▸ Task prompt:
Transcribe the material in full, exactly as written.

▸ Supplied records:
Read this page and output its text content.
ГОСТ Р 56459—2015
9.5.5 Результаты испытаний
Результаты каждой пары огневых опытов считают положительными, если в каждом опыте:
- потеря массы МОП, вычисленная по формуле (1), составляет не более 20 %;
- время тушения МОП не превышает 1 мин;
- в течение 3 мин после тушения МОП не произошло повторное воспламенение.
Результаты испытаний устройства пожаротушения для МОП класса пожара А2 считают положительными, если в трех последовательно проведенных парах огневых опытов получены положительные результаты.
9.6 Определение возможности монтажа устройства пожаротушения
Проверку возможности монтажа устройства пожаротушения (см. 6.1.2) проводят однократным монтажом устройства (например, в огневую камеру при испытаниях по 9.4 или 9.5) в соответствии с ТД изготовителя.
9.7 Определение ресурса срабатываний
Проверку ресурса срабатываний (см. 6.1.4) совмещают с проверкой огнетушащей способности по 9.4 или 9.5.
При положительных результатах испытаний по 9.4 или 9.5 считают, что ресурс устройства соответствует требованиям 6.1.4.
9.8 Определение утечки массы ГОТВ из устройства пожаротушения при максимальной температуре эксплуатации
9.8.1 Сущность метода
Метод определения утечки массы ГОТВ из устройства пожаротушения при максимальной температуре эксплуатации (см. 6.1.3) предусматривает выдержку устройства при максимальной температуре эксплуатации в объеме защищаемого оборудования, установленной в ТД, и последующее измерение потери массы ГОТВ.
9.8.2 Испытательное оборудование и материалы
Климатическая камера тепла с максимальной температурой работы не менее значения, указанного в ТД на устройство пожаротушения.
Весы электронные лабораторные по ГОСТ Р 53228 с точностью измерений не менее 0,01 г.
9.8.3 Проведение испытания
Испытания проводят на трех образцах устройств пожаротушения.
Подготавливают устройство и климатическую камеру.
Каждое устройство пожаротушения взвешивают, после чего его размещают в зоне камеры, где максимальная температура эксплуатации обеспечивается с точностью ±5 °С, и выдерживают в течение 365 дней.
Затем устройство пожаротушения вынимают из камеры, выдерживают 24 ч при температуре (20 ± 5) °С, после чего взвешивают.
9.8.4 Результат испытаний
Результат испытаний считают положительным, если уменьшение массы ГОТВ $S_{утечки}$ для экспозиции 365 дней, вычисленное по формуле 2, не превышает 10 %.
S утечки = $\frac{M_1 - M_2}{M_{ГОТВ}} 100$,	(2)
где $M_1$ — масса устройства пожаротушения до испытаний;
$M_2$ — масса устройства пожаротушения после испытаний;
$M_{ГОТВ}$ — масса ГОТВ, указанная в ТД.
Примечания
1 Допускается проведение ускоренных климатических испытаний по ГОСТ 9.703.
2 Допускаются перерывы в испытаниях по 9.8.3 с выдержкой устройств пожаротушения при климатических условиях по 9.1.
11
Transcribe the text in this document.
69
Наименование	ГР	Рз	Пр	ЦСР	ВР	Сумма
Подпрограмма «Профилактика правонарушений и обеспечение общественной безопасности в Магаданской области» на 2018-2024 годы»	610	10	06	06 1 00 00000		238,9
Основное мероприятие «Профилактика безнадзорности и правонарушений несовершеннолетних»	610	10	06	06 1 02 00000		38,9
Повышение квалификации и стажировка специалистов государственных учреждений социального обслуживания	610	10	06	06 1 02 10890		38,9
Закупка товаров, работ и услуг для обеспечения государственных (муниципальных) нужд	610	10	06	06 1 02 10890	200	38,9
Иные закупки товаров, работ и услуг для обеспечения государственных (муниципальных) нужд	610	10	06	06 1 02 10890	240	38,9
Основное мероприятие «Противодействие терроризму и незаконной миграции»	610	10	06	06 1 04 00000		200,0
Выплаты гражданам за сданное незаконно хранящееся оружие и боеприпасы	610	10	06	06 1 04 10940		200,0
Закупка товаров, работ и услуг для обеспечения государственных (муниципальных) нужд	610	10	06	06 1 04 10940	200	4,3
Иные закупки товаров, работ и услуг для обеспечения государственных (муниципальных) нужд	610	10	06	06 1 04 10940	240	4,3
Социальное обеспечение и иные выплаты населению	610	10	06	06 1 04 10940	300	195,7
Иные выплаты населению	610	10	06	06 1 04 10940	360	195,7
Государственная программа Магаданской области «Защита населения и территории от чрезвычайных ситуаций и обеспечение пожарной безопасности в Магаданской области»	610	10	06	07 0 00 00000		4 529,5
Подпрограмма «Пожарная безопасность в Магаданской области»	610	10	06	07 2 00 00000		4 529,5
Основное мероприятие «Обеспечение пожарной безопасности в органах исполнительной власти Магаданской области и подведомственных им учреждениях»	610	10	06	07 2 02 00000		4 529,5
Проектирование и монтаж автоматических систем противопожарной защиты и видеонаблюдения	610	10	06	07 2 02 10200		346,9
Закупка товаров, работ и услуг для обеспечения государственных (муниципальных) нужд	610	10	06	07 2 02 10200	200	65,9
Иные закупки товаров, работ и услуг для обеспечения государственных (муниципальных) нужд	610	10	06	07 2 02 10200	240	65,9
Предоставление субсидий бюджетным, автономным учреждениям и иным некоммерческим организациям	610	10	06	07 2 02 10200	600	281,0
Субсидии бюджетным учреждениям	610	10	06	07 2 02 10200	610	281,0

▸ Worked solution:
Read this page and output its text content.
ГОСТ Р 56459—2015
9.5.5 Результаты испытаний
Результаты каждой пары огневых опытов считают положительными, если в каждом опыте:
- потеря массы МОП, вычисленная по формуле (1), составляет не более 20 %;
- время тушения МОП не превышает 1 мин;
- в течение 3 мин после тушения МОП не произошло повторное воспламенение.
Результаты испытаний устройства пожаротушения для МОП класса пожара А2 считают положительными, если в трех последовательно проведенных парах огневых опытов получены положительные результаты.
9.6 Определение возможности монтажа устройства пожаротушения
Проверку возможности монтажа устройства пожаротушения (см. 6.1.2) проводят однократным монтажом устройства (например, в огневую камеру при испытаниях по 9.4 или 9.5) в соответствии с ТД изготовителя.
9.7 Определение ресурса срабатываний
Проверку ресурса срабатываний (см. 6.1.4) совмещают с проверкой огнетушащей способности по 9.4 или 9.5.
При положительных результатах испытаний по 9.4 или 9.5 считают, что ресурс устройства соответствует требованиям 6.1.4.
9.8 Определение утечки массы ГОТВ из устройства пожаротушения при максимальной температуре эксплуатации
9.8.1 Сущность метода
Метод определения утечки массы ГОТВ из устройства пожаротушения при максимальной температуре эксплуатации (см. 6.1.3) предусматривает выдержку устройства при максимальной температуре эксплуатации в объеме защищаемого оборудования, установленной в ТД, и последующее измерение потери массы ГОТВ.
9.8.2 Испытательное оборудование и материалы
Климатическая камера тепла с максимальной температурой работы не менее значения, указанного в ТД на устройство пожаротушения.
Весы электронные лабораторные по ГОСТ Р 53228 с точностью измерений не менее 0,01 г.
9.8.3 Проведение испытания
Испытания проводят на трех образцах устройств пожаротушения.
Подготавливают устройство и климатическую камеру.
Каждое устройство пожаротушения взвешивают, после чего его размещают в зоне камеры, где максимальная температура эксплуатации обеспечивается с точностью ±5 °С, и выдерживают в течение 365 дней.
Затем устройство пожаротушения вынимают из камеры, выдерживают 24 ч при температуре (20 ± 5) °С, после чего взвешивают.
9.8.4 Результат испытаний
Результат испытаний считают положительным, если уменьшение массы ГОТВ $S_{утечки}$ для экспозиции 365 дней, вычисленное по формуле 2, не превышает 10 %.
S утечки = $\frac{M_1 - M_2}{M_{ГОТВ}} 100$,	(2)
где $M_1$ — масса устройства пожаротушения до испытаний;
$M_2$ — масса устройства пожаротушения после испытаний;
$M_{ГОТВ}$ — масса ГОТВ, указанная в ТД.
Примечания
1 Допускается проведение ускоренных климатических испытаний по ГОСТ 9.703.
2 Допускаются перерывы в испытаниях по 9.8.3 с выдержкой устройств пожаротушения при климатических условиях по 9.1.
11
Transcribe the text in this document.
69
Наименование	ГР	Рз	Пр	ЦСР	ВР	Сумма
Подпрограмма «Профилактика правонарушений и обеспечение общественной безопасности в Магаданской области» на 2018-2024 годы»	610	10	06	06 1 00 00000		238,9
Основное мероприятие «Профилактика безнадзорности и правонарушений несовершеннолетних»	610	10	06	06 1 02 00000		38,9
Повышение квалификации и стажировка специалистов государственных учреждений социального обслуживания	610	10	06	06 1 02 10890		38,9
Закупка товаров, работ и услуг для обеспечения государственных (муниципальных) нужд	610	10	06	06 1 02 10890	200	38,9
Иные закупки товаров, работ и услуг для обеспечения государственных (муниципальных) нужд	610	10	06	06 1 02 10890	240	38,9
Основное мероприятие «Противодействие терроризму и незаконной миграции»	610	10	06	06 1 04 00000		200,0
Выплаты гражданам за сданное незаконно хранящееся оружие и боеприпасы	610	10	06	06 1 04 10940		200,0
Закупка товаров, работ и услуг для обеспечения государственных (муниципальных) нужд	610	10	06	06 1 04 10940	200	4,3
Иные закупки товаров, работ и услуг для обеспечения государственных (муниципальных) нужд	610	10	06	06 1 04 10940	240	4,3
Социальное обеспечение и иные выплаты населению	610	10	06	06 1 04 10940	300	195,7
Иные выплаты населению	610	10	06	06 1 04 10940	360	195,7
Государственная программа Магаданской области «Защита населения и территории от чрезвычайных ситуаций и обеспечение пожарной безопасности в Магаданской области»	610	10	06	07 0 00 00000		4 529,5
Подпрограмма «Пожарная безопасность в Магаданской области»	610	10	06	07 2 00 00000		4 529,5
Основное мероприятие «Обеспечение пожарной безопасности в органах исполнительной власти Магаданской области и подведомственных им учреждениях»	610	10	06	07 2 02 00000		4 529,5
Проектирование и монтаж автоматических систем противопожарной защиты и видеонаблюдения	610	10	06	07 2 02 10200		346,9
Закупка товаров, работ и услуг для обеспечения государственных (муниципальных) нужд	610	10	06	07 2 02 10200	200	65,9
Иные закупки товаров, работ и услуг для обеспечения государственных (муниципальных) нужд	610	10	06	07 2 02 10200	240	65,9
Предоставление субсидий бюджетным, автономным учреждениям и иным некоммерческим организациям	610	10	06	07 2 02 10200	600	281,0
Субсидии бюджетным учреждениям	610	10	06	07 2 02 10200	610	281,0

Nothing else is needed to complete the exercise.